begin

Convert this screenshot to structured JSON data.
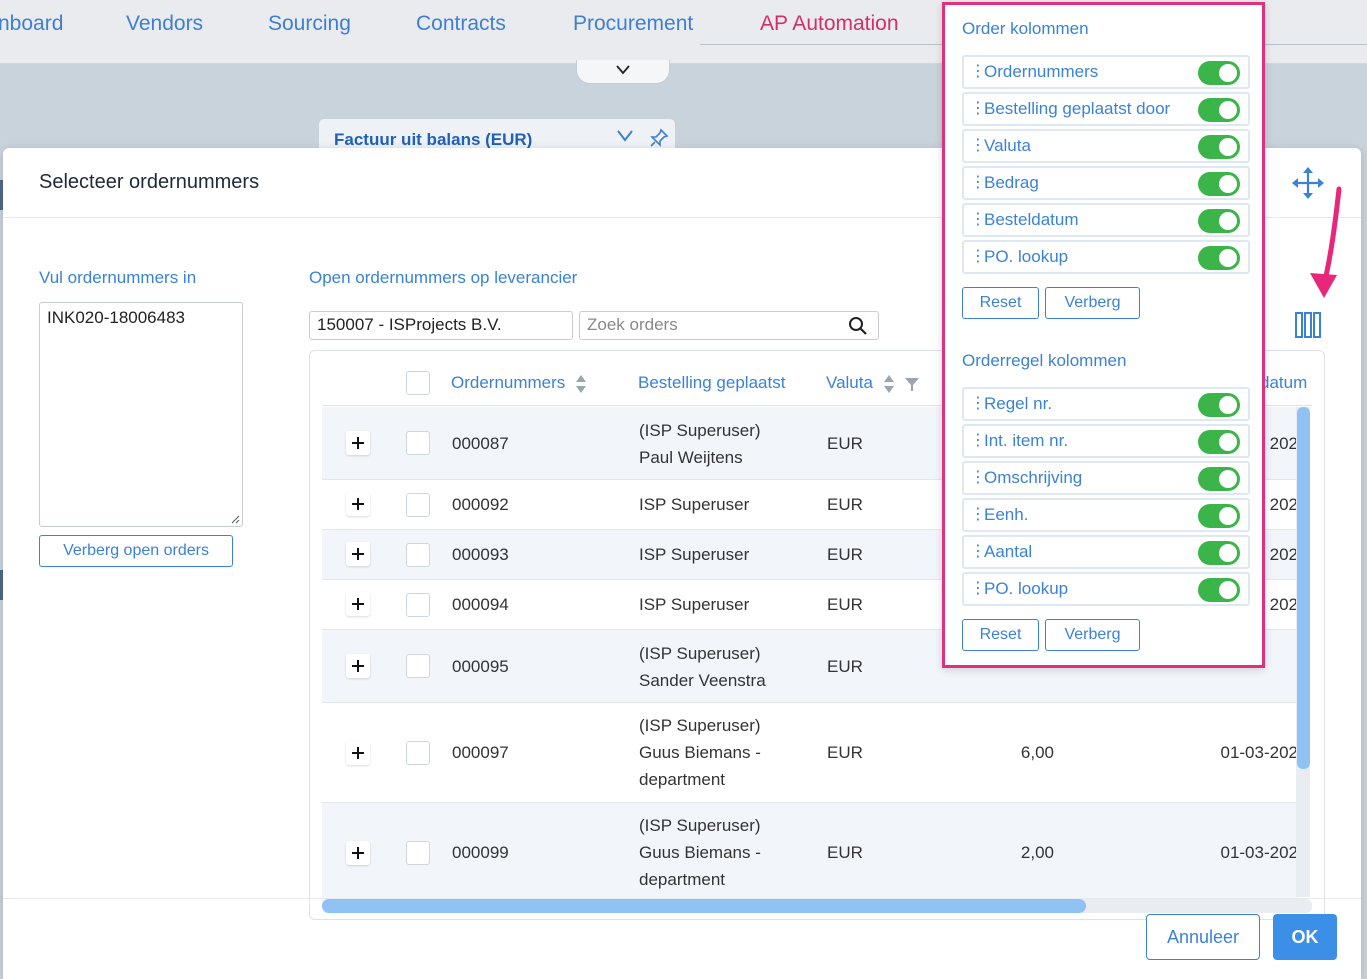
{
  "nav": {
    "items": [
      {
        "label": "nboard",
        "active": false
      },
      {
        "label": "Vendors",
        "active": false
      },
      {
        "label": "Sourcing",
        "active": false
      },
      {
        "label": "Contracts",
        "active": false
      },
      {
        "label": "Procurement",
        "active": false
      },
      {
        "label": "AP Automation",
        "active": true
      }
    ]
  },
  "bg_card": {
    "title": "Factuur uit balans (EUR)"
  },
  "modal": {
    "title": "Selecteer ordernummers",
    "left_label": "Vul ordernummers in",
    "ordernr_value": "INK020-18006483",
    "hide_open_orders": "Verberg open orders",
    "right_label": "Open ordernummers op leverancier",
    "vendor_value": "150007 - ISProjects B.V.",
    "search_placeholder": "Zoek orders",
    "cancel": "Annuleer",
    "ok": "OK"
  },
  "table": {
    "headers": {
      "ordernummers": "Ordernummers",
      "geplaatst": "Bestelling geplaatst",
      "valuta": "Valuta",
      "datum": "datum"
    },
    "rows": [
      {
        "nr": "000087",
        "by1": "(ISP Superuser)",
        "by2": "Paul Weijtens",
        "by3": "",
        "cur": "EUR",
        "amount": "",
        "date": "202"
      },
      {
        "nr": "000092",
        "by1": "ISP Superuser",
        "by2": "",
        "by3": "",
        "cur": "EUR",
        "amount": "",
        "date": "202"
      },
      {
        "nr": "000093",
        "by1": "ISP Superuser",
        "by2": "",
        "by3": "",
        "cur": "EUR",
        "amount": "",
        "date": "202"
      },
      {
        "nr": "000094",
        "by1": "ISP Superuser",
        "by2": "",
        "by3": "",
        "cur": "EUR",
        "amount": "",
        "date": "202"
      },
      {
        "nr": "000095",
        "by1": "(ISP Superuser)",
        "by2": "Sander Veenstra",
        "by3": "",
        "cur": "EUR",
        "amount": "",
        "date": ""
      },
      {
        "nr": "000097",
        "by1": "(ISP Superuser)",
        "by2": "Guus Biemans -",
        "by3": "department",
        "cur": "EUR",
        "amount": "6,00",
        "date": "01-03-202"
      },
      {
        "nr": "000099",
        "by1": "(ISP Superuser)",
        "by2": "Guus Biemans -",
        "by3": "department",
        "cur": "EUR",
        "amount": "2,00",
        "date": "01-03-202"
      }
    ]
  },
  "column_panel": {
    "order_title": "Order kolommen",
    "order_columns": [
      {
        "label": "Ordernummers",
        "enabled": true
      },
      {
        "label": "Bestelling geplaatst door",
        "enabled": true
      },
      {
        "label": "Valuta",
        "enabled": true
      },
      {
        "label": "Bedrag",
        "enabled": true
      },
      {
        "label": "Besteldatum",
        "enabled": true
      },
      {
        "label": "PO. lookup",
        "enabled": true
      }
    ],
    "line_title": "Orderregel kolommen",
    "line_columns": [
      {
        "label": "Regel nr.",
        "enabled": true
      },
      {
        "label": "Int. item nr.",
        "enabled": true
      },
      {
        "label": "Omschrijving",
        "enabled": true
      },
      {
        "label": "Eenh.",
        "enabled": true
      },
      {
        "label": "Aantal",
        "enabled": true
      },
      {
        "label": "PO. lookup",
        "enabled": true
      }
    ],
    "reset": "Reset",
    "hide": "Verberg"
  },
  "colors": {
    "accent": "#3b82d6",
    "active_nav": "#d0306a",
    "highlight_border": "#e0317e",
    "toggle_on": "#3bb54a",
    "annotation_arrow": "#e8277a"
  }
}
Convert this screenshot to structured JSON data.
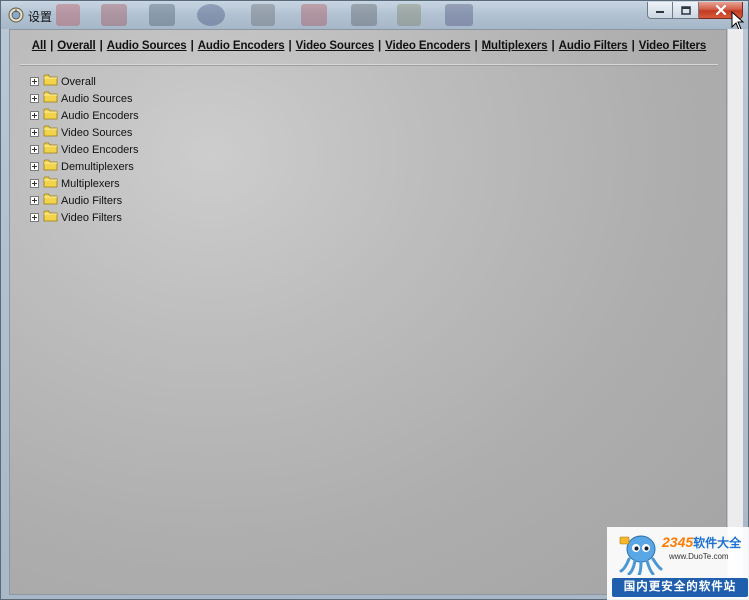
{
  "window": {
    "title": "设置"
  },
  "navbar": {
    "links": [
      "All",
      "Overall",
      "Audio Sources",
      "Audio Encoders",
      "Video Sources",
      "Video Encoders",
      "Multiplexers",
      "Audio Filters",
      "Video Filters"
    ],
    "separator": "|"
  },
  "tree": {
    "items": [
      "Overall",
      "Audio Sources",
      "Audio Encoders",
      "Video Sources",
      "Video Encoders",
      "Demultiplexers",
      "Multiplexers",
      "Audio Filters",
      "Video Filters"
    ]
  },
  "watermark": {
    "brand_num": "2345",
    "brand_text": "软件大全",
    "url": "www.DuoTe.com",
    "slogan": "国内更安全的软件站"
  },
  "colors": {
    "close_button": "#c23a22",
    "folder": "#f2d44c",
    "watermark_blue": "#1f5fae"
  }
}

end

WHAT IS BEING ASKED ▸
From the data above, write out everything exactly except the pictures.

RESULT FOR THIS TASK ▸
Convert this screenshot to structured JSON data.
{
  "nav": {
    "items": [
      {
        "label": "nboard",
        "active": false
      },
      {
        "label": "Vendors",
        "active": false
      },
      {
        "label": "Sourcing",
        "active": false
      },
      {
        "label": "Contracts",
        "active": false
      },
      {
        "label": "Procurement",
        "active": false
      },
      {
        "label": "AP Automation",
        "active": true
      }
    ]
  },
  "bg_card": {
    "title": "Factuur uit balans (EUR)"
  },
  "modal": {
    "title": "Selecteer ordernummers",
    "left_label": "Vul ordernummers in",
    "ordernr_value": "INK020-18006483",
    "hide_open_orders": "Verberg open orders",
    "right_label": "Open ordernummers op leverancier",
    "vendor_value": "150007 - ISProjects B.V.",
    "search_placeholder": "Zoek orders",
    "cancel": "Annuleer",
    "ok": "OK"
  },
  "table": {
    "headers": {
      "ordernummers": "Ordernummers",
      "geplaatst": "Bestelling geplaatst",
      "valuta": "Valuta",
      "datum": "datum"
    },
    "rows": [
      {
        "nr": "000087",
        "by1": "(ISP Superuser)",
        "by2": "Paul Weijtens",
        "by3": "",
        "cur": "EUR",
        "amount": "",
        "date": "202"
      },
      {
        "nr": "000092",
        "by1": "ISP Superuser",
        "by2": "",
        "by3": "",
        "cur": "EUR",
        "amount": "",
        "date": "202"
      },
      {
        "nr": "000093",
        "by1": "ISP Superuser",
        "by2": "",
        "by3": "",
        "cur": "EUR",
        "amount": "",
        "date": "202"
      },
      {
        "nr": "000094",
        "by1": "ISP Superuser",
        "by2": "",
        "by3": "",
        "cur": "EUR",
        "amount": "",
        "date": "202"
      },
      {
        "nr": "000095",
        "by1": "(ISP Superuser)",
        "by2": "Sander Veenstra",
        "by3": "",
        "cur": "EUR",
        "amount": "",
        "date": ""
      },
      {
        "nr": "000097",
        "by1": "(ISP Superuser)",
        "by2": "Guus Biemans -",
        "by3": "department",
        "cur": "EUR",
        "amount": "6,00",
        "date": "01-03-202"
      },
      {
        "nr": "000099",
        "by1": "(ISP Superuser)",
        "by2": "Guus Biemans -",
        "by3": "department",
        "cur": "EUR",
        "amount": "2,00",
        "date": "01-03-202"
      }
    ]
  },
  "column_panel": {
    "order_title": "Order kolommen",
    "order_columns": [
      {
        "label": "Ordernummers",
        "enabled": true
      },
      {
        "label": "Bestelling geplaatst door",
        "enabled": true
      },
      {
        "label": "Valuta",
        "enabled": true
      },
      {
        "label": "Bedrag",
        "enabled": true
      },
      {
        "label": "Besteldatum",
        "enabled": true
      },
      {
        "label": "PO. lookup",
        "enabled": true
      }
    ],
    "line_title": "Orderregel kolommen",
    "line_columns": [
      {
        "label": "Regel nr.",
        "enabled": true
      },
      {
        "label": "Int. item nr.",
        "enabled": true
      },
      {
        "label": "Omschrijving",
        "enabled": true
      },
      {
        "label": "Eenh.",
        "enabled": true
      },
      {
        "label": "Aantal",
        "enabled": true
      },
      {
        "label": "PO. lookup",
        "enabled": true
      }
    ],
    "reset": "Reset",
    "hide": "Verberg"
  },
  "colors": {
    "accent": "#3b82d6",
    "active_nav": "#d0306a",
    "highlight_border": "#e0317e",
    "toggle_on": "#3bb54a",
    "annotation_arrow": "#e8277a"
  }
}
Convert this screenshot to structured JSON data.
{
  "window": {
    "title": "设置"
  },
  "navbar": {
    "links": [
      "All",
      "Overall",
      "Audio Sources",
      "Audio Encoders",
      "Video Sources",
      "Video Encoders",
      "Multiplexers",
      "Audio Filters",
      "Video Filters"
    ],
    "separator": "|"
  },
  "tree": {
    "items": [
      "Overall",
      "Audio Sources",
      "Audio Encoders",
      "Video Sources",
      "Video Encoders",
      "Demultiplexers",
      "Multiplexers",
      "Audio Filters",
      "Video Filters"
    ]
  },
  "watermark": {
    "brand_num": "2345",
    "brand_text": "软件大全",
    "url": "www.DuoTe.com",
    "slogan": "国内更安全的软件站"
  },
  "colors": {
    "close_button": "#c23a22",
    "folder": "#f2d44c",
    "watermark_blue": "#1f5fae"
  }
}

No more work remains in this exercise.